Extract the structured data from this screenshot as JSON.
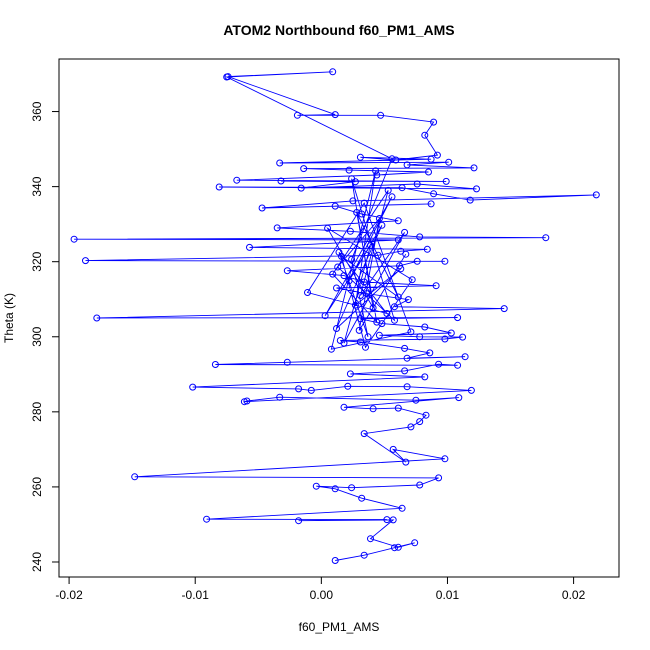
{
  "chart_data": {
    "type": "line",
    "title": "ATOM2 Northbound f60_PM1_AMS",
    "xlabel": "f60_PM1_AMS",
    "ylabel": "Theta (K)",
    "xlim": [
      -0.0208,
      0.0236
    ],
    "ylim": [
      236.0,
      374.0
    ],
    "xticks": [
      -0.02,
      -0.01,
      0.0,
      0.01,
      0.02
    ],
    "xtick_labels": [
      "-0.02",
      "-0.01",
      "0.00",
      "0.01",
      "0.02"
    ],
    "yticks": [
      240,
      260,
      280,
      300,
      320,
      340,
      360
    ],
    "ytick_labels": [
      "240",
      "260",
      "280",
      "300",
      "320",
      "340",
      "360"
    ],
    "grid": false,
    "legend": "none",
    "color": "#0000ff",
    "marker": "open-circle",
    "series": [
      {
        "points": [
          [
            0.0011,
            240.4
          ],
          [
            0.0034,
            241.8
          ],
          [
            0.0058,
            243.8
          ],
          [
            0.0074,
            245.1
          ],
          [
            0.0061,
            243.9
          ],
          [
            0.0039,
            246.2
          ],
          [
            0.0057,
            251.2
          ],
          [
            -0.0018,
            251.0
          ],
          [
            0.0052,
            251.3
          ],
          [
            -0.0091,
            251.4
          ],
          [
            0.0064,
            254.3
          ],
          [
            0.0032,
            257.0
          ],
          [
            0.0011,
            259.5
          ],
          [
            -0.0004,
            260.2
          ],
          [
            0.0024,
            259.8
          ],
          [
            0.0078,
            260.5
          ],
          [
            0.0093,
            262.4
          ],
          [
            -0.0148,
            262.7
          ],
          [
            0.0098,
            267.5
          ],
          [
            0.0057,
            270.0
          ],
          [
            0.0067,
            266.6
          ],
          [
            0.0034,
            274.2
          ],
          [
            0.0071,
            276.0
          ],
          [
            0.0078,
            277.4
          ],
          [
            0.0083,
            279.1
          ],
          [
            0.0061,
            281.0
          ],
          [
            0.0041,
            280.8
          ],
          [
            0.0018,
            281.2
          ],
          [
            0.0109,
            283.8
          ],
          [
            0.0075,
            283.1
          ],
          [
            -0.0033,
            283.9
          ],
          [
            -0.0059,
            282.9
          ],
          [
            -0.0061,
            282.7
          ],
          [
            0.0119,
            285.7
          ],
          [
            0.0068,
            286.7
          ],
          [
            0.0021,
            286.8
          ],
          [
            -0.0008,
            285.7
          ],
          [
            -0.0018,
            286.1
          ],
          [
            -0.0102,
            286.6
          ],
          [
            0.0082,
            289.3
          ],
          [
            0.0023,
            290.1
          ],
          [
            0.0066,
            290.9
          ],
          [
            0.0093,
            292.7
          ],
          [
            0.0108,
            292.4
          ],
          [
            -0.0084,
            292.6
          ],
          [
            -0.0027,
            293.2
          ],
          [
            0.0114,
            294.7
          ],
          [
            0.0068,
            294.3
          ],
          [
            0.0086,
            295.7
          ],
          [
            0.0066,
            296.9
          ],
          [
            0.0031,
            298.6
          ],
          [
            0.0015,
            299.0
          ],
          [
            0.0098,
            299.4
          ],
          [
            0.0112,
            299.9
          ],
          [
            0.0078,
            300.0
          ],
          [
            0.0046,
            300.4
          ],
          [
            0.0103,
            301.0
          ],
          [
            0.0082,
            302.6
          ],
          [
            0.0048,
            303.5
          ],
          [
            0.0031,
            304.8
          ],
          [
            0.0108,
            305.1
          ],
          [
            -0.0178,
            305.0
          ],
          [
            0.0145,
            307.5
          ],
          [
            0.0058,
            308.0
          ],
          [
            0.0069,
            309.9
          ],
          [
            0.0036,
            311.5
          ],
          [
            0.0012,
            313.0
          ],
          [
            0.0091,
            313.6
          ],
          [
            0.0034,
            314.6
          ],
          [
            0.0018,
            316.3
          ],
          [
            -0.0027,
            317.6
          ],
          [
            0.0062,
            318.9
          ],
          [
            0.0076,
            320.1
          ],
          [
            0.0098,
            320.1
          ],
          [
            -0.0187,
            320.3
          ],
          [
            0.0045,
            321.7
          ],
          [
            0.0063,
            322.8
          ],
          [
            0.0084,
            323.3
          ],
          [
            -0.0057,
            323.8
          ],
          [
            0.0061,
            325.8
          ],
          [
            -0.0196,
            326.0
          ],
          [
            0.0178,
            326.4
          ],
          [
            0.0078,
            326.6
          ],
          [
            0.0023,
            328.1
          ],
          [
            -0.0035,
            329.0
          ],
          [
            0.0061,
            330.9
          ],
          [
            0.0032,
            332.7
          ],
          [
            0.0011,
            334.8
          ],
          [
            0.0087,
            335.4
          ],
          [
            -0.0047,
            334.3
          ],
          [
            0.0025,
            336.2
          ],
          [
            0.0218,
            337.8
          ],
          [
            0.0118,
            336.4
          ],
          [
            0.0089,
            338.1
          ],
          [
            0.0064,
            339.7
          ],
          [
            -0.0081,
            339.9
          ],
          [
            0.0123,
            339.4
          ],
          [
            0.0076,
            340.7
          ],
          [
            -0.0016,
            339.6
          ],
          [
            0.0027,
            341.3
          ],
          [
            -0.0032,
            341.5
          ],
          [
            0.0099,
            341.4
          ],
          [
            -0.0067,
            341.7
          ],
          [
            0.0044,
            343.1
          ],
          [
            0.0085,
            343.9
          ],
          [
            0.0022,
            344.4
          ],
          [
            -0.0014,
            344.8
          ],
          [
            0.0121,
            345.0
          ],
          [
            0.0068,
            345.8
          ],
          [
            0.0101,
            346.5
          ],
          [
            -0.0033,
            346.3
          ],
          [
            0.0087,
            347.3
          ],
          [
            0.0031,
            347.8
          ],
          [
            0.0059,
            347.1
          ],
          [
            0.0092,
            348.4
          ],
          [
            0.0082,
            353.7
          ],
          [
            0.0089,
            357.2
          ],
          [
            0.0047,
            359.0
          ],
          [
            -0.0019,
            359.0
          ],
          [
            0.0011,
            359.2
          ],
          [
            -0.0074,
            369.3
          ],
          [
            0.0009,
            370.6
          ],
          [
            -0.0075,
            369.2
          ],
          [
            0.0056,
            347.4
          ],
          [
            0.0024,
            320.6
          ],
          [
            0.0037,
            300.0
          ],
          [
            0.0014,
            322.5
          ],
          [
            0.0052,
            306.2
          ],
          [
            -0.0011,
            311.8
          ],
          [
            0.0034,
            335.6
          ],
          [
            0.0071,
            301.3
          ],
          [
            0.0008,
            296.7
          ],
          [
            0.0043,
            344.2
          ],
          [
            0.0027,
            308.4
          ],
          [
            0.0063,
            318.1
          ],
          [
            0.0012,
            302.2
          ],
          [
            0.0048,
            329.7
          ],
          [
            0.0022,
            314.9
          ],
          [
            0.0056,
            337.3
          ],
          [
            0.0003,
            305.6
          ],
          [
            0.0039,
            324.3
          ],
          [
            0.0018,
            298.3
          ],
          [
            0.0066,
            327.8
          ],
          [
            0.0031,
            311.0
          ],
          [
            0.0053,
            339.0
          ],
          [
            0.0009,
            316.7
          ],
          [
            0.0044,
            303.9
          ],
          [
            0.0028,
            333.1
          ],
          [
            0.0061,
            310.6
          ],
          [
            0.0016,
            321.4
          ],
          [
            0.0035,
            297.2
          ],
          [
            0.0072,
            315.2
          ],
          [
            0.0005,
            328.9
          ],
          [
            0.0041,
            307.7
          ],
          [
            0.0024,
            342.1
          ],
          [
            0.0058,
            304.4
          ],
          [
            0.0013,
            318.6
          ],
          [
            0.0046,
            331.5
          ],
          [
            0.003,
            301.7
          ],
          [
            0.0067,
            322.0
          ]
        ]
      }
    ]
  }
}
------------------------------------------------------------
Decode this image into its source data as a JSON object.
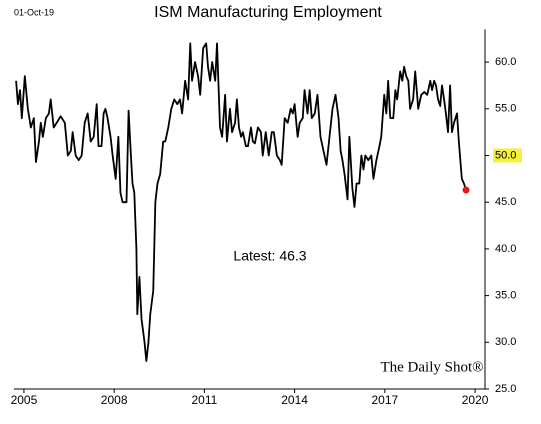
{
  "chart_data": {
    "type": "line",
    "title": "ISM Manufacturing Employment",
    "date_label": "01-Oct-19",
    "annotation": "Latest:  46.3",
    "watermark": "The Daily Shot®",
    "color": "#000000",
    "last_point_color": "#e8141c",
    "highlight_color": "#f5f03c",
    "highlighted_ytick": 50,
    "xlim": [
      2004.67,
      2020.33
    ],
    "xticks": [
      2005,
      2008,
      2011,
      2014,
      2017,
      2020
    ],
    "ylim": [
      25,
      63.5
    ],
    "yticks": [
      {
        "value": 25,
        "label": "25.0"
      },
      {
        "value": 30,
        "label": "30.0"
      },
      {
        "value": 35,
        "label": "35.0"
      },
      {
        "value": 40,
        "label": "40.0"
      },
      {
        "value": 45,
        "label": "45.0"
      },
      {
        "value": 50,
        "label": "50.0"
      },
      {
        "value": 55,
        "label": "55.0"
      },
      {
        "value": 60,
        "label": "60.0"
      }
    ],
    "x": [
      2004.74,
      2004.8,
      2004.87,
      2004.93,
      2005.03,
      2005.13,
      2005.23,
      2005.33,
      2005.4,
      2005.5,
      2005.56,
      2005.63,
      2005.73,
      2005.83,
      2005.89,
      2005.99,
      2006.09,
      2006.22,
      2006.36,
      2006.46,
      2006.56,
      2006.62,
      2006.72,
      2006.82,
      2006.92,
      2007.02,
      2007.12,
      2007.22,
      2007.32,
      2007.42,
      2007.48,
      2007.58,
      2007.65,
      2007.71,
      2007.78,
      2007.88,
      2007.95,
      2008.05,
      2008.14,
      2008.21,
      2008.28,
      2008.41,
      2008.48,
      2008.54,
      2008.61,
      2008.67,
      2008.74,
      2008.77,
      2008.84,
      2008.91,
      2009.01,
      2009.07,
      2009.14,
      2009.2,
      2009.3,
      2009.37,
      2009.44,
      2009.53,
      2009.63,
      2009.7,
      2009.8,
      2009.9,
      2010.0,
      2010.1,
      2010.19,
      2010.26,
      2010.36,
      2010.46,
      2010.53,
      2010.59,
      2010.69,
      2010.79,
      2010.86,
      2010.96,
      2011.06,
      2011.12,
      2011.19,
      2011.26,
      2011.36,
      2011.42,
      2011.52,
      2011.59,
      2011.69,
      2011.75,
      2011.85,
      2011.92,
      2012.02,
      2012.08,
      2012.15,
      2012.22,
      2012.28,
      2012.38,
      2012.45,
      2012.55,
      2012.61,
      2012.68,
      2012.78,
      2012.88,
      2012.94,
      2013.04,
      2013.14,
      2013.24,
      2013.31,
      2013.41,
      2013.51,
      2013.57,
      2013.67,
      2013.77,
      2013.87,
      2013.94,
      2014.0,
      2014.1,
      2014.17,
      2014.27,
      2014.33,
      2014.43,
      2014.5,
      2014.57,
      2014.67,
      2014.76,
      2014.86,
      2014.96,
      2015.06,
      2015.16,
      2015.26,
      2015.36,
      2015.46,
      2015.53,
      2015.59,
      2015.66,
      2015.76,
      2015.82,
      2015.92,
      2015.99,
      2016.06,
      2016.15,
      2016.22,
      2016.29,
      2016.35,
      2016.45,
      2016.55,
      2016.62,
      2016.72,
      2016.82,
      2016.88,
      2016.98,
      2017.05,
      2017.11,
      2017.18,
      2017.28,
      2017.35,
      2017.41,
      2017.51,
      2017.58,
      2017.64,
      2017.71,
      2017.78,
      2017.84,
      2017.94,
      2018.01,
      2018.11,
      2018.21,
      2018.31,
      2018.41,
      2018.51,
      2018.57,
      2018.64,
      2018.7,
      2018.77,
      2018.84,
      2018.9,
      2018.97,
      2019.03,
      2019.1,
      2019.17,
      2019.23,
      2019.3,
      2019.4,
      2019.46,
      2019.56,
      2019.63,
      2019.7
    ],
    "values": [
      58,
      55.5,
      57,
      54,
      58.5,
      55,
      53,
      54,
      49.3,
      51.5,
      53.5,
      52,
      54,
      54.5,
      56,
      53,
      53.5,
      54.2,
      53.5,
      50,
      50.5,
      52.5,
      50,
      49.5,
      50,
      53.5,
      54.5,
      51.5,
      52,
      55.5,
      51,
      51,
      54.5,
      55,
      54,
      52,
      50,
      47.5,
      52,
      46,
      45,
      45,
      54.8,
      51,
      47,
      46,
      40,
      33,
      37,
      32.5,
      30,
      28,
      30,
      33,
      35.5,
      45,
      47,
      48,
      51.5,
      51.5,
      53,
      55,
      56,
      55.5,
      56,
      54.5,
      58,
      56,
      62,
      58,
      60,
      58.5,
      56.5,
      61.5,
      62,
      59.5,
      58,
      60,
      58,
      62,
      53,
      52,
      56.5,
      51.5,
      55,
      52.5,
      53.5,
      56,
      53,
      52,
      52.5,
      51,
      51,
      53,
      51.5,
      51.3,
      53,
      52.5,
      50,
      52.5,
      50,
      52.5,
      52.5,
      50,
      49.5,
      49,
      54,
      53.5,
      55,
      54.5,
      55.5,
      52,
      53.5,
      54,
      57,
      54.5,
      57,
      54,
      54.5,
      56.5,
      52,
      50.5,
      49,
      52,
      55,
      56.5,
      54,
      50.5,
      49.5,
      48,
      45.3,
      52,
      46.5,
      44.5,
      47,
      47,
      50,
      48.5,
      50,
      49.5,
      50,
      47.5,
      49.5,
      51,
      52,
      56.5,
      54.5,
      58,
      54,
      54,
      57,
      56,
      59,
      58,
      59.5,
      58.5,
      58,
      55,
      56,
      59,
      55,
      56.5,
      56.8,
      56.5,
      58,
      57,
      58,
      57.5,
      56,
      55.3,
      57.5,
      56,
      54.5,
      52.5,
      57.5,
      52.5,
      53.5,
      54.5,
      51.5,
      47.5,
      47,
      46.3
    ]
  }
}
------------------------------------------------------------
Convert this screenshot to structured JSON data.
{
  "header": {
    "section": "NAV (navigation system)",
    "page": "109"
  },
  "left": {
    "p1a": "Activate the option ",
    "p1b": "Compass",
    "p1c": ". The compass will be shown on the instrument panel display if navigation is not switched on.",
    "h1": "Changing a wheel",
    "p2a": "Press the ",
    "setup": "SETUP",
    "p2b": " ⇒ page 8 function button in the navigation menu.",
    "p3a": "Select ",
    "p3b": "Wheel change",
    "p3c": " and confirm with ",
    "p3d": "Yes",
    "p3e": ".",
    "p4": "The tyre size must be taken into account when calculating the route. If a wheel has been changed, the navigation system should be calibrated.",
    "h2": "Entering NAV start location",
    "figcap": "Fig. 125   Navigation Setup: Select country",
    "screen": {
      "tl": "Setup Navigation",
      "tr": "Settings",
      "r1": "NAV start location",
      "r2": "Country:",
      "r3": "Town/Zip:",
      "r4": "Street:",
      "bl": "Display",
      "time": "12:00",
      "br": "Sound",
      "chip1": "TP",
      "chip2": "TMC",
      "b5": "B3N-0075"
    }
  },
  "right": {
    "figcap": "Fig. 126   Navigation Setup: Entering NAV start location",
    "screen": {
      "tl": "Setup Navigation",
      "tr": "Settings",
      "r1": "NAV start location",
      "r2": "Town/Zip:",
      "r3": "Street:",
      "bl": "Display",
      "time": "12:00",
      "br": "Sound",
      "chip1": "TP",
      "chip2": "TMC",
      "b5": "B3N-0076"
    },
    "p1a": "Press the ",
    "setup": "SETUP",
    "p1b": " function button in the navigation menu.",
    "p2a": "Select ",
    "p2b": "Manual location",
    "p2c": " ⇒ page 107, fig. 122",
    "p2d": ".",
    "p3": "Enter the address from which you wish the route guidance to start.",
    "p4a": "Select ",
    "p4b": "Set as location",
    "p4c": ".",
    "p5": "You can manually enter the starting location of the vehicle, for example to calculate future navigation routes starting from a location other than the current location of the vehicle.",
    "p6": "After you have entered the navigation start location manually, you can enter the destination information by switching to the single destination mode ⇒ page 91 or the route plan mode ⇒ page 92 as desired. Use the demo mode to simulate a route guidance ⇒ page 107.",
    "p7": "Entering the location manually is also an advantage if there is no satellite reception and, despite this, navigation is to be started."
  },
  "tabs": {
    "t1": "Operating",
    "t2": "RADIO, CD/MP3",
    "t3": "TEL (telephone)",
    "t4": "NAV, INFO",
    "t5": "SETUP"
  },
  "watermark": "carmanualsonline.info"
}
------------------------------------------------------------
Across the material above, count every line holding "this" and write down only the number.

4